YOUR GOAL
Show all lines holding the string "Return".
------
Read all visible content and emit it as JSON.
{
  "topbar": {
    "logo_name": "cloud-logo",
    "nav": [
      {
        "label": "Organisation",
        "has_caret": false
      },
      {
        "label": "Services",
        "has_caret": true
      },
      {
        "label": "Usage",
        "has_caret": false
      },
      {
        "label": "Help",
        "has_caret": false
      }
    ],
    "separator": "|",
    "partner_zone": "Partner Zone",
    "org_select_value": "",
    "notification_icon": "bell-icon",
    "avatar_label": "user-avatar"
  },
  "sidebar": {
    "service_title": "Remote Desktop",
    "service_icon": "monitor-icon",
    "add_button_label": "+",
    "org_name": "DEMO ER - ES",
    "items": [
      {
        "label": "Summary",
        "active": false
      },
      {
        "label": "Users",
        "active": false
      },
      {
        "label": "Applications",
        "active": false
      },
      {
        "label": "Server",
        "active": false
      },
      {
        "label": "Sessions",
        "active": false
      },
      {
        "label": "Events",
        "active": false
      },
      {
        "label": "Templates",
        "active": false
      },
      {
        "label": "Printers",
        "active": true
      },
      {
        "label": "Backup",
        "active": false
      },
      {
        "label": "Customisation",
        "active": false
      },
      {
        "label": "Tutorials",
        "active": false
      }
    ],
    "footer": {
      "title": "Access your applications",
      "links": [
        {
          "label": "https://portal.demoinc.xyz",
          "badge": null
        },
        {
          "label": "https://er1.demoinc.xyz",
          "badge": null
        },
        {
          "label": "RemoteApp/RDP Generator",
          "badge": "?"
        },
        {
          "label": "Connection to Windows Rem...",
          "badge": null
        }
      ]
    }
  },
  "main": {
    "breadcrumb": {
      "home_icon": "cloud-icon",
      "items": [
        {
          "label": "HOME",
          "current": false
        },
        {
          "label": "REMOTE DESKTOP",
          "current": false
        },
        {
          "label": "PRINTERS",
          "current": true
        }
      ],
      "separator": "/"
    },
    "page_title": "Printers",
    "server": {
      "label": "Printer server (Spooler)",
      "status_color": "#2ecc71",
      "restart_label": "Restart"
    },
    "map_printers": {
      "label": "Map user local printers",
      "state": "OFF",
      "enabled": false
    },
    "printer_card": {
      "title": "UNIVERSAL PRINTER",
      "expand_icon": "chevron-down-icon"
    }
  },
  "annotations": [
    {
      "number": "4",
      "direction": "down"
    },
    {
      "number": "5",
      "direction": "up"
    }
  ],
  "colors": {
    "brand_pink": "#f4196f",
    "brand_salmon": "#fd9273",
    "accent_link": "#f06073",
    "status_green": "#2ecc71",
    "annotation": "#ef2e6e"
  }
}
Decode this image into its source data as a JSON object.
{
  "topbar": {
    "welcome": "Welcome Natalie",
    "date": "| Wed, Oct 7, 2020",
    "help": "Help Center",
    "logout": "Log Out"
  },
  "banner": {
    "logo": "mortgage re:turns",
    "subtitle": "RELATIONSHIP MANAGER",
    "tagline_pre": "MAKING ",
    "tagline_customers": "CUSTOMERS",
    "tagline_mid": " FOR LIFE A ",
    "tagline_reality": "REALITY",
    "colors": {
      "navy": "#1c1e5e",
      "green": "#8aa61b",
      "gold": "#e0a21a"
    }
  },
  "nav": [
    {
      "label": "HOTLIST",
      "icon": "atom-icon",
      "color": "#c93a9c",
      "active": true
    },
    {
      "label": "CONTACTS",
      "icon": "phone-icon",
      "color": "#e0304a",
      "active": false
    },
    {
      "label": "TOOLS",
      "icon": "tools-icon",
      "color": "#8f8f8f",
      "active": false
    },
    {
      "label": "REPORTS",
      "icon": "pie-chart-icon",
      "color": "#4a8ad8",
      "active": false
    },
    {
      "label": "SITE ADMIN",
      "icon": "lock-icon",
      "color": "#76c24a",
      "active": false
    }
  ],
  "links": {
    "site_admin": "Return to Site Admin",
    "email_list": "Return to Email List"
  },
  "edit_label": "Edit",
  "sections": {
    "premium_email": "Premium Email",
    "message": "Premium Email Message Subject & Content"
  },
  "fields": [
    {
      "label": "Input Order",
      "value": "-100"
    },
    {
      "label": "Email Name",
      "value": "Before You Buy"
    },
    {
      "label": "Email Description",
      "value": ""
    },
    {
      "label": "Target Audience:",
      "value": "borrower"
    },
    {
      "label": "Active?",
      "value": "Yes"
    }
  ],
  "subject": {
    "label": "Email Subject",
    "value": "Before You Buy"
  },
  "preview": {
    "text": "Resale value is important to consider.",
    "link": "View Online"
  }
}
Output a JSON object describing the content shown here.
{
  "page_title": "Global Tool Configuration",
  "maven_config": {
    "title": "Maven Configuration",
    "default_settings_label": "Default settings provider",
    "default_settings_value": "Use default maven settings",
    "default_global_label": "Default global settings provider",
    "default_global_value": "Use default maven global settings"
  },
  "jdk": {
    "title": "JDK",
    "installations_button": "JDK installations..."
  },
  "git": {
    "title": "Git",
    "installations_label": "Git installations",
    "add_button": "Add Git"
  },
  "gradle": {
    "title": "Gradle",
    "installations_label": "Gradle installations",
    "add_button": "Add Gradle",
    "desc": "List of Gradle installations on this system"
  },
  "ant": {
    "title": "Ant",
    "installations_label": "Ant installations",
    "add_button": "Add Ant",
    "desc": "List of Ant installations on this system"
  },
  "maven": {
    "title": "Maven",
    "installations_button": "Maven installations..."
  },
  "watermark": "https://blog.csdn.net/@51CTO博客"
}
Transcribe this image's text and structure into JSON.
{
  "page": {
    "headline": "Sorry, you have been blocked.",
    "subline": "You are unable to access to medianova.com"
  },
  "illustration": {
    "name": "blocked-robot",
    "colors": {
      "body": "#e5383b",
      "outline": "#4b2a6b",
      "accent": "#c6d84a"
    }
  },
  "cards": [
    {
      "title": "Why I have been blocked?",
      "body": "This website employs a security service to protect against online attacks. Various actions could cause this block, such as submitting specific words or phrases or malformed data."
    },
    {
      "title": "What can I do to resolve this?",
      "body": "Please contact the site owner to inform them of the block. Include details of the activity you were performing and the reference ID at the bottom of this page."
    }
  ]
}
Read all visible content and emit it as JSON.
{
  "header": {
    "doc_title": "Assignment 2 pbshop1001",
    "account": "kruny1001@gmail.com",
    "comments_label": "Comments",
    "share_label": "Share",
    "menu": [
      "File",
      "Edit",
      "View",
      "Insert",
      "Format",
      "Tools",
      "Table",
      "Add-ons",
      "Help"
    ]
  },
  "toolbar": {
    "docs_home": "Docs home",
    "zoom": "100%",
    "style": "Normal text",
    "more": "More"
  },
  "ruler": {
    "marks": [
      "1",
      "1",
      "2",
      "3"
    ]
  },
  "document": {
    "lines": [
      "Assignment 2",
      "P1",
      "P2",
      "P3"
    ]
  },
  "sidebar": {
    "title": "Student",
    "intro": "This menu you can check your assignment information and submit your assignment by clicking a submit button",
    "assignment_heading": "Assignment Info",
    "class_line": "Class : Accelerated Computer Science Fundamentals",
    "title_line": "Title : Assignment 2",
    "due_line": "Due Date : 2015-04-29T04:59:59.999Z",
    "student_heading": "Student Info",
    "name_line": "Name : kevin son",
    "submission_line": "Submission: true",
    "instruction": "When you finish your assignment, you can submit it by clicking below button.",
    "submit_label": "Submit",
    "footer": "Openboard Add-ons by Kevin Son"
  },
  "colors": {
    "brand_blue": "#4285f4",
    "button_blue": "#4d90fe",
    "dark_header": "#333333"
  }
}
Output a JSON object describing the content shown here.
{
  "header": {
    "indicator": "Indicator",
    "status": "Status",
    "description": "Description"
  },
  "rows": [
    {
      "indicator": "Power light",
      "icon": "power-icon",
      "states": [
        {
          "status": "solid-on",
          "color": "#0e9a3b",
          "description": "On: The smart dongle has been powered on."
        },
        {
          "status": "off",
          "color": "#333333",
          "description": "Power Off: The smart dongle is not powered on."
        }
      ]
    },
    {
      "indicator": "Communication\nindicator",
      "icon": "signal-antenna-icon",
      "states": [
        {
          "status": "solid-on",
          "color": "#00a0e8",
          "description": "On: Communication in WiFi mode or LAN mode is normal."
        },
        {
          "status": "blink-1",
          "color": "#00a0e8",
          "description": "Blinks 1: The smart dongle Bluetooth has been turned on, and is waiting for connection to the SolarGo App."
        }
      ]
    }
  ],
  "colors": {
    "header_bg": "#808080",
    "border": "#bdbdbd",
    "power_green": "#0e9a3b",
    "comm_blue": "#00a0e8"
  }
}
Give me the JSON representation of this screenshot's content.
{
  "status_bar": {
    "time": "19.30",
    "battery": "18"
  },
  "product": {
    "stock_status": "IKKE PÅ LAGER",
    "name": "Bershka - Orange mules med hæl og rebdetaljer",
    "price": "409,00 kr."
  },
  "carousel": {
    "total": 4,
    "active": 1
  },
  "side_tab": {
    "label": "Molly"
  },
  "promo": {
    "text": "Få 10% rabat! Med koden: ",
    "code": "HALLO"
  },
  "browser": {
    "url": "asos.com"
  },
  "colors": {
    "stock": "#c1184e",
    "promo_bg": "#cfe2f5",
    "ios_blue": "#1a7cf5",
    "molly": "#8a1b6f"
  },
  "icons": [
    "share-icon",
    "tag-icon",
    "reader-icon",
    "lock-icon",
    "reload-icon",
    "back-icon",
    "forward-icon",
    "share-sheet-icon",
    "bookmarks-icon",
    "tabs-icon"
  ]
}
------
ANSWER TO THIS PROBLEM
    "site_admin": "Return to Site Admin",
    "email_list": "Return to Email List"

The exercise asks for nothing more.